Every line that contains "agrees" counts once; give the total number of such lines, with no other words.

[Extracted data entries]
════════════════
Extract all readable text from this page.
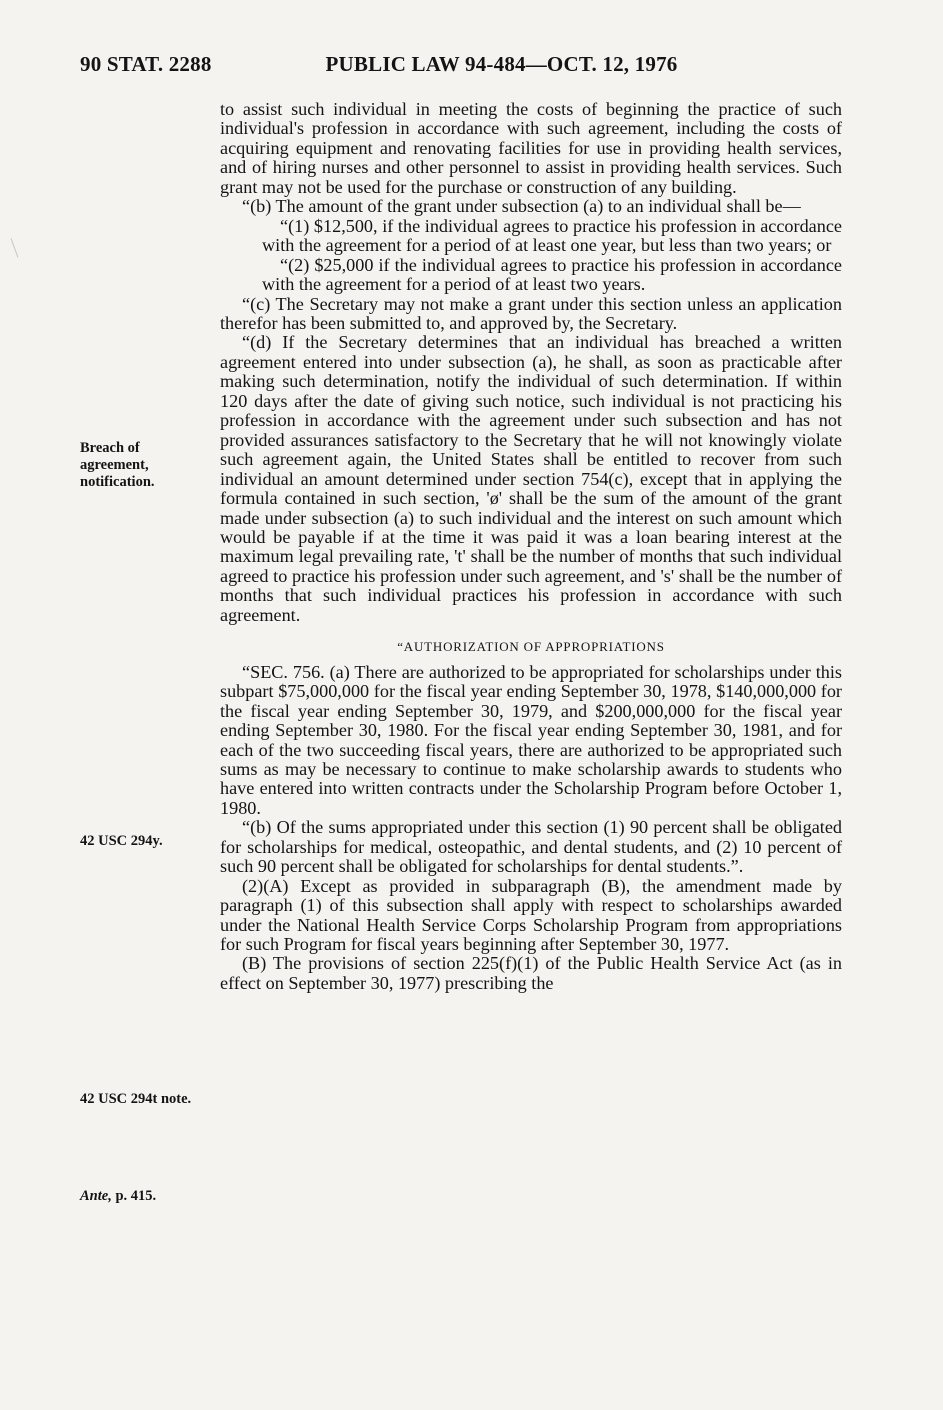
90 STAT. 2288	PUBLIC LAW 94-484—OCT. 12, 1976
Breach of agreement, notification.
42 USC 294y.
42 USC 294t note.
Ante, p. 415.

to assist such individual in meeting the costs of beginning the practice of such individual's profession in accordance with such agreement, including the costs of acquiring equipment and renovating facilities for use in providing health services, and of hiring nurses and other personnel to assist in providing health services. Such grant may not be used for the purchase or construction of any building.

“(b) The amount of the grant under subsection (a) to an individual shall be—

“(1) $12,500, if the individual agrees to practice his profession in accordance with the agreement for a period of at least one year, but less than two years; or

“(2) $25,000 if the individual agrees to practice his profession in accordance with the agreement for a period of at least two years.

“(c) The Secretary may not make a grant under this section unless an application therefor has been submitted to, and approved by, the Secretary.

“(d) If the Secretary determines that an individual has breached a written agreement entered into under subsection (a), he shall, as soon as practicable after making such determination, notify the individual of such determination. If within 120 days after the date of giving such notice, such individual is not practicing his profession in accordance with the agreement under such subsection and has not provided assurances satisfactory to the Secretary that he will not knowingly violate such agreement again, the United States shall be entitled to recover from such individual an amount determined under section 754(c), except that in applying the formula contained in such section, 'ø' shall be the sum of the amount of the grant made under subsection (a) to such individual and the interest on such amount which would be payable if at the time it was paid it was a loan bearing interest at the maximum legal prevailing rate, 't' shall be the number of months that such individual agreed to practice his profession under such agreement, and 's' shall be the number of months that such individual practices his profession in accordance with such agreement.

“AUTHORIZATION OF APPROPRIATIONS

“SEC. 756. (a) There are authorized to be appropriated for scholarships under this subpart $75,000,000 for the fiscal year ending September 30, 1978, $140,000,000 for the fiscal year ending September 30, 1979, and $200,000,000 for the fiscal year ending September 30, 1980. For the fiscal year ending September 30, 1981, and for each of the two succeeding fiscal years, there are authorized to be appropriated such sums as may be necessary to continue to make scholarship awards to students who have entered into written contracts under the Scholarship Program before October 1, 1980.

“(b) Of the sums appropriated under this section (1) 90 percent shall be obligated for scholarships for medical, osteopathic, and dental students, and (2) 10 percent of such 90 percent shall be obligated for scholarships for dental students.”.

(2)(A) Except as provided in subparagraph (B), the amendment made by paragraph (1) of this subsection shall apply with respect to scholarships awarded under the National Health Service Corps Scholarship Program from appropriations for such Program for fiscal years beginning after September 30, 1977.

(B) The provisions of section 225(f)(1) of the Public Health Service Act (as in effect on September 30, 1977) prescribing the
════════════════
* _Response for this exercise_
2